- **GIVEN PROBLEM**
Write out the listing below exactly, and omit any images you find in it.
========================================
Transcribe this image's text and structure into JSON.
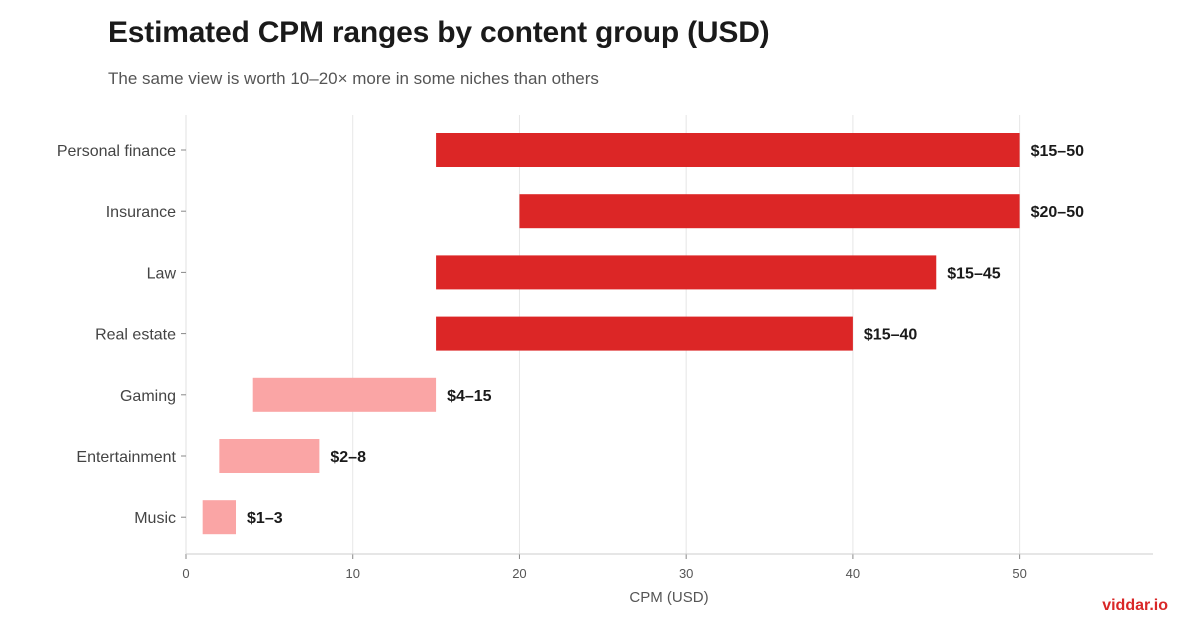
{
  "header": {
    "title": "Estimated CPM ranges by content group (USD)",
    "subtitle": "The same view is worth 10–20× more in some niches than others"
  },
  "brand": {
    "label": "viddar.io",
    "color": "#d92727"
  },
  "chart_data": {
    "type": "bar",
    "orientation": "horizontal",
    "range_bars": true,
    "xlabel": "CPM (USD)",
    "ylabel": "",
    "xlim": [
      0,
      58
    ],
    "xticks": [
      0,
      10,
      20,
      30,
      40,
      50
    ],
    "grid": "vertical",
    "categories": [
      "Personal finance",
      "Insurance",
      "Law",
      "Real estate",
      "Gaming",
      "Entertainment",
      "Music"
    ],
    "low": [
      15,
      20,
      15,
      15,
      4,
      2,
      1
    ],
    "high": [
      50,
      50,
      45,
      40,
      15,
      8,
      3
    ],
    "labels": [
      "$15–50",
      "$20–50",
      "$15–45",
      "$15–40",
      "$4–15",
      "$2–8",
      "$1–3"
    ],
    "colors": {
      "high_cpm": "#dc2626",
      "low_cpm": "#faa5a5"
    },
    "color_group": [
      "high_cpm",
      "high_cpm",
      "high_cpm",
      "high_cpm",
      "low_cpm",
      "low_cpm",
      "low_cpm"
    ]
  }
}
========================================
- **ANSWER FOR THE TASK**
Transcribe this image's text and structure into JSON.
{
  "header": {
    "title": "Estimated CPM ranges by content group (USD)",
    "subtitle": "The same view is worth 10–20× more in some niches than others"
  },
  "brand": {
    "label": "viddar.io",
    "color": "#d92727"
  },
  "chart_data": {
    "type": "bar",
    "orientation": "horizontal",
    "range_bars": true,
    "xlabel": "CPM (USD)",
    "ylabel": "",
    "xlim": [
      0,
      58
    ],
    "xticks": [
      0,
      10,
      20,
      30,
      40,
      50
    ],
    "grid": "vertical",
    "categories": [
      "Personal finance",
      "Insurance",
      "Law",
      "Real estate",
      "Gaming",
      "Entertainment",
      "Music"
    ],
    "low": [
      15,
      20,
      15,
      15,
      4,
      2,
      1
    ],
    "high": [
      50,
      50,
      45,
      40,
      15,
      8,
      3
    ],
    "labels": [
      "$15–50",
      "$20–50",
      "$15–45",
      "$15–40",
      "$4–15",
      "$2–8",
      "$1–3"
    ],
    "colors": {
      "high_cpm": "#dc2626",
      "low_cpm": "#faa5a5"
    },
    "color_group": [
      "high_cpm",
      "high_cpm",
      "high_cpm",
      "high_cpm",
      "low_cpm",
      "low_cpm",
      "low_cpm"
    ]
  }
}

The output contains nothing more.